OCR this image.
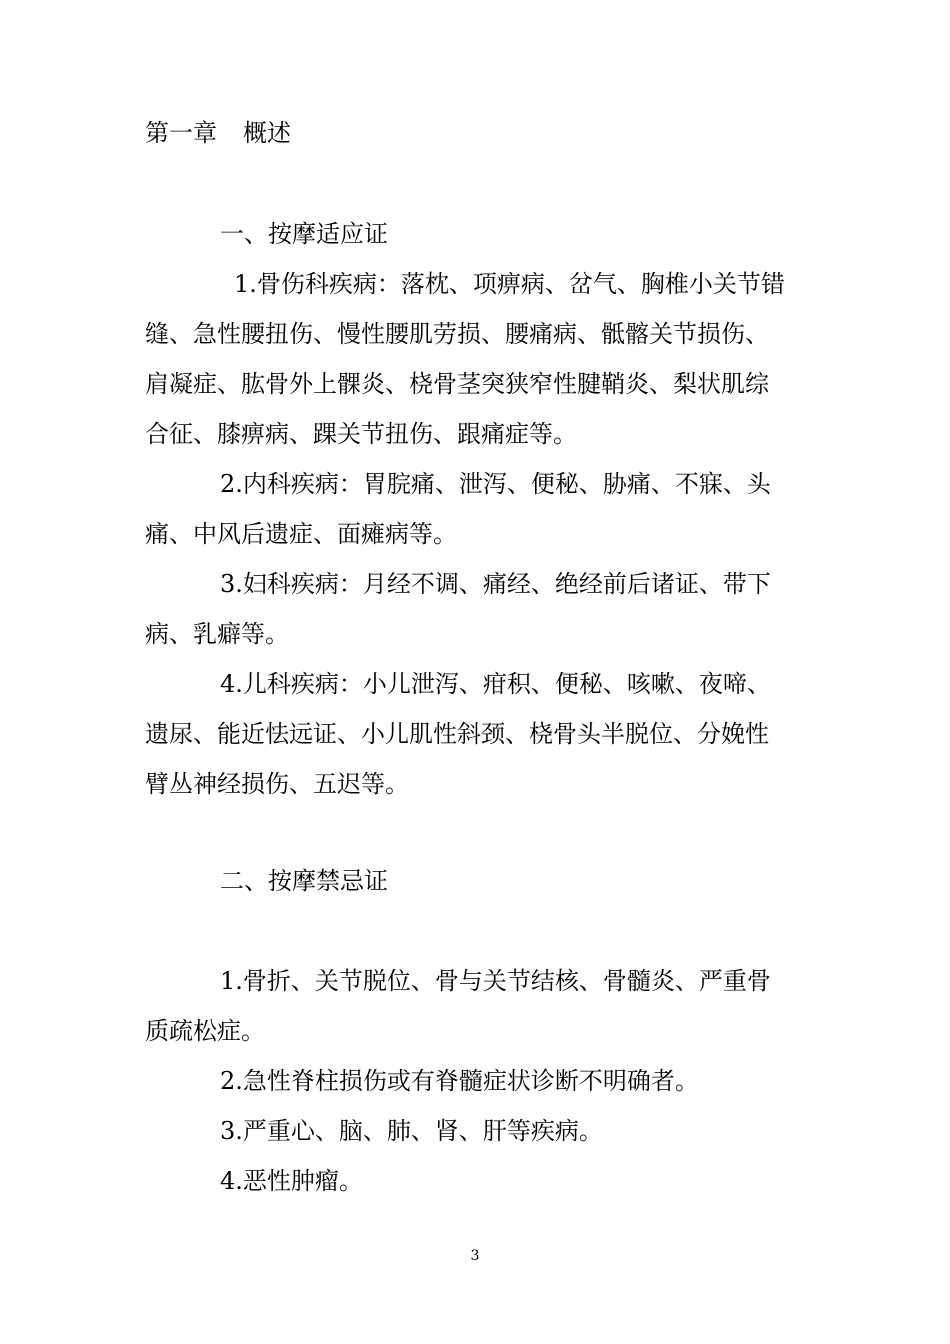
第一章 概述
一、按摩适应证
1.骨伤科疾病：落枕、项痹病、岔气、胸椎小关节错
缝、急性腰扭伤、慢性腰肌劳损、腰痛病、骶髂关节损伤、
肩凝症、肱骨外上髁炎、桡骨茎突狭窄性腱鞘炎、梨状肌综
合征、膝痹病、踝关节扭伤、跟痛症等。
2.内科疾病：胃脘痛、泄泻、便秘、胁痛、不寐、头
痛、中风后遗症、面瘫病等。
3.妇科疾病：月经不调、痛经、绝经前后诸证、带下
病、乳癖等。
4.儿科疾病：小儿泄泻、疳积、便秘、咳嗽、夜啼、
遗尿、能近怯远证、小儿肌性斜颈、桡骨头半脱位、分娩性
臂丛神经损伤、五迟等。
二、按摩禁忌证
1.骨折、关节脱位、骨与关节结核、骨髓炎、严重骨
质疏松症。
2.急性脊柱损伤或有脊髓症状诊断不明确者。
3.严重心、脑、肺、肾、肝等疾病。
4.恶性肿瘤。
3
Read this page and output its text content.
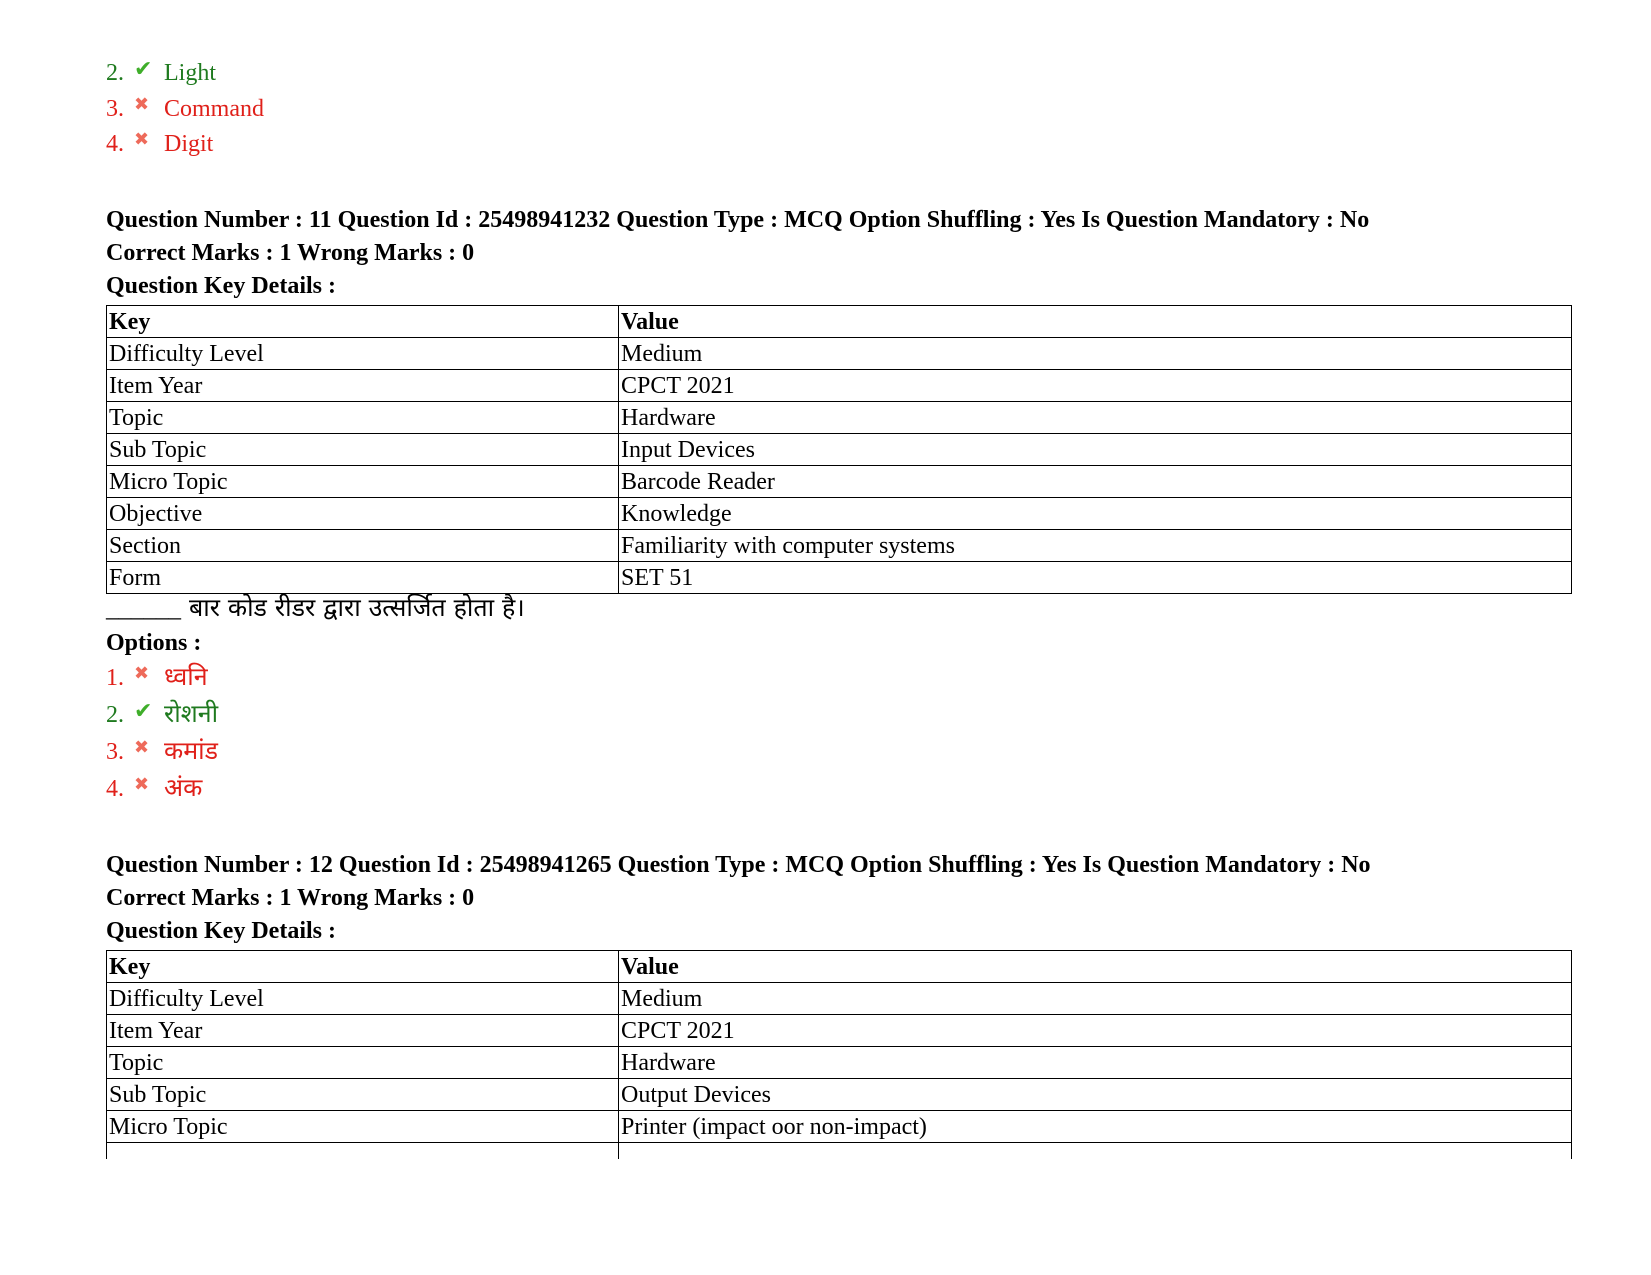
2. ✔ Light
3. ✖ Command
4. ✖ Digit
Question Number : 11 Question Id : 25498941232 Question Type : MCQ Option Shuffling : Yes Is Question Mandatory : No
Correct Marks : 1 Wrong Marks : 0
Question Key Details :
Key	Value
Difficulty Level	Medium
Item Year	CPCT 2021
Topic	Hardware
Sub Topic	Input Devices
Micro Topic	Barcode Reader
Objective	Knowledge
Section	Familiarity with computer systems
Form	SET 51
______ बार कोड रीडर द्वारा उत्सर्जित होता है।
Options :
1. ✖ ध्वनि
2. ✔ रोशनी
3. ✖ कमांड
4. ✖ अंक
Question Number : 12 Question Id : 25498941265 Question Type : MCQ Option Shuffling : Yes Is Question Mandatory : No
Correct Marks : 1 Wrong Marks : 0
Question Key Details :
Key	Value
Difficulty Level	Medium
Item Year	CPCT 2021
Topic	Hardware
Sub Topic	Output Devices
Micro Topic	Printer (impact oor non-impact)
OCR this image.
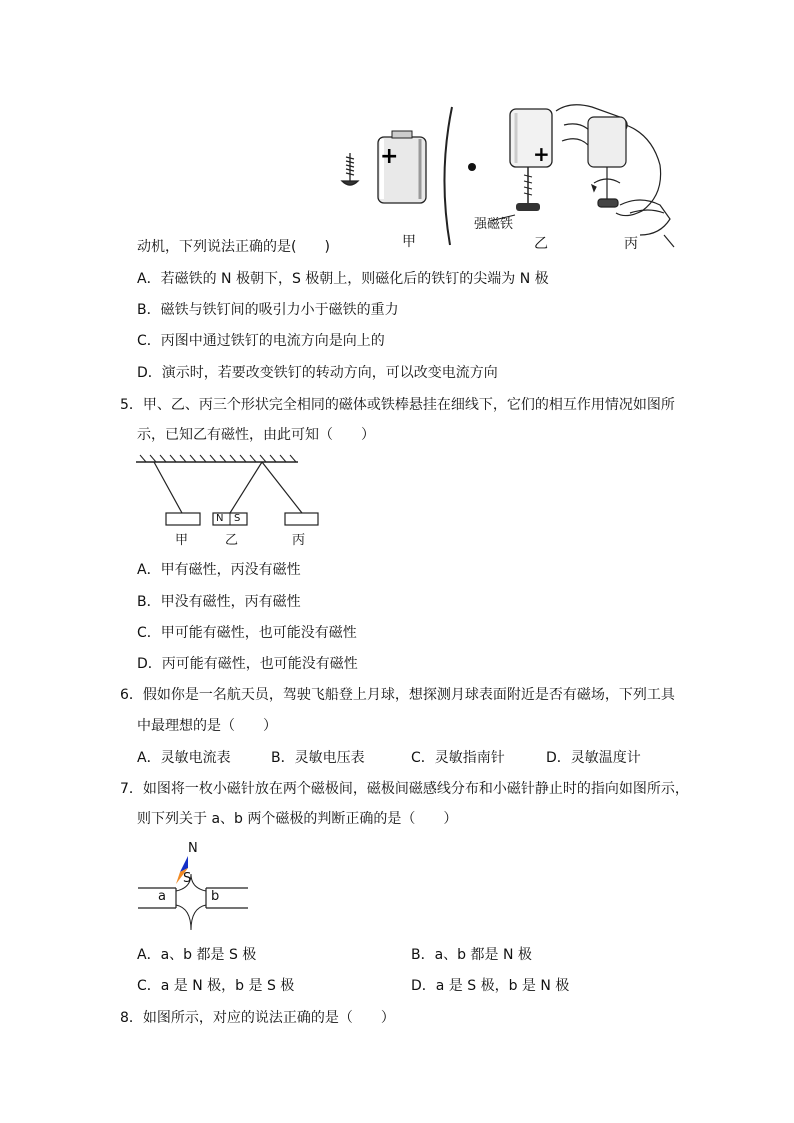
+	+
甲
强磁铁
乙	丙
动机，下列说法正确的是(　　)
A．若磁铁的 N 极朝下，S 极朝上，则磁化后的铁钉的尖端为 N 极
B．磁铁与铁钉间的吸引力小于磁铁的重力
C．丙图中通过铁钉的电流方向是向上的
D．演示时，若要改变铁钉的转动方向，可以改变电流方向
5．甲、乙、丙三个形状完全相同的磁体或铁棒悬挂在细线下，它们的相互作用情况如图所
示，已知乙有磁性，由此可知（　　）
N S
甲	乙	丙
A．甲有磁性，丙没有磁性
B．甲没有磁性，丙有磁性
C．甲可能有磁性，也可能没有磁性
D．丙可能有磁性，也可能没有磁性
6．假如你是一名航天员，驾驶飞船登上月球，想探测月球表面附近是否有磁场，下列工具
中最理想的是（　　）
A．灵敏电流表	B．灵敏电压表	C．灵敏指南针	D．灵敏温度计
7．如图将一枚小磁针放在两个磁极间，磁极间磁感线分布和小磁针静止时的指向如图所示，
则下列关于 a、b 两个磁极的判断正确的是（　　）
N
S
a	b
A．a、b 都是 S 极	B．a、b 都是 N 极
C．a 是 N 极，b 是 S 极	D．a 是 S 极，b 是 N 极
8．如图所示，对应的说法正确的是（　　）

* Directive: Extract the entries in full, exactly as they are, minus the pictures.

* Response for this exercise:
OCR this image.
第一章 概述
一、按摩适应证
1.骨伤科疾病：落枕、项痹病、岔气、胸椎小关节错
缝、急性腰扭伤、慢性腰肌劳损、腰痛病、骶髂关节损伤、
肩凝症、肱骨外上髁炎、桡骨茎突狭窄性腱鞘炎、梨状肌综
合征、膝痹病、踝关节扭伤、跟痛症等。
2.内科疾病：胃脘痛、泄泻、便秘、胁痛、不寐、头
痛、中风后遗症、面瘫病等。
3.妇科疾病：月经不调、痛经、绝经前后诸证、带下
病、乳癖等。
4.儿科疾病：小儿泄泻、疳积、便秘、咳嗽、夜啼、
遗尿、能近怯远证、小儿肌性斜颈、桡骨头半脱位、分娩性
臂丛神经损伤、五迟等。
二、按摩禁忌证
1.骨折、关节脱位、骨与关节结核、骨髓炎、严重骨
质疏松症。
2.急性脊柱损伤或有脊髓症状诊断不明确者。
3.严重心、脑、肺、肾、肝等疾病。
4.恶性肿瘤。
3
Read this page and output its text content.
2. ✔ Light
3. ✖ Command
4. ✖ Digit
Question Number : 11 Question Id : 25498941232 Question Type : MCQ Option Shuffling : Yes Is Question Mandatory : No
Correct Marks : 1 Wrong Marks : 0
Question Key Details :
Key	Value
Difficulty Level	Medium
Item Year	CPCT 2021
Topic	Hardware
Sub Topic	Input Devices
Micro Topic	Barcode Reader
Objective	Knowledge
Section	Familiarity with computer systems
Form	SET 51
______ बार कोड रीडर द्वारा उत्सर्जित होता है।
Options :
1. ✖ ध्वनि
2. ✔ रोशनी
3. ✖ कमांड
4. ✖ अंक
Question Number : 12 Question Id : 25498941265 Question Type : MCQ Option Shuffling : Yes Is Question Mandatory : No
Correct Marks : 1 Wrong Marks : 0
Question Key Details :
Key	Value
Difficulty Level	Medium
Item Year	CPCT 2021
Topic	Hardware
Sub Topic	Output Devices
Micro Topic	Printer (impact oor non-impact)
OCR this image.
+	+
甲
强磁铁
乙	丙
动机，下列说法正确的是(　　)
A．若磁铁的 N 极朝下，S 极朝上，则磁化后的铁钉的尖端为 N 极
B．磁铁与铁钉间的吸引力小于磁铁的重力
C．丙图中通过铁钉的电流方向是向上的
D．演示时，若要改变铁钉的转动方向，可以改变电流方向
5．甲、乙、丙三个形状完全相同的磁体或铁棒悬挂在细线下，它们的相互作用情况如图所
示，已知乙有磁性，由此可知（　　）
N S
甲	乙	丙
A．甲有磁性，丙没有磁性
B．甲没有磁性，丙有磁性
C．甲可能有磁性，也可能没有磁性
D．丙可能有磁性，也可能没有磁性
6．假如你是一名航天员，驾驶飞船登上月球，想探测月球表面附近是否有磁场，下列工具
中最理想的是（　　）
A．灵敏电流表	B．灵敏电压表	C．灵敏指南针	D．灵敏温度计
7．如图将一枚小磁针放在两个磁极间，磁极间磁感线分布和小磁针静止时的指向如图所示，
则下列关于 a、b 两个磁极的判断正确的是（　　）
N
S
a	b
A．a、b 都是 S 极	B．a、b 都是 N 极
C．a 是 N 极，b 是 S 极	D．a 是 S 极，b 是 N 极
8．如图所示，对应的说法正确的是（　　）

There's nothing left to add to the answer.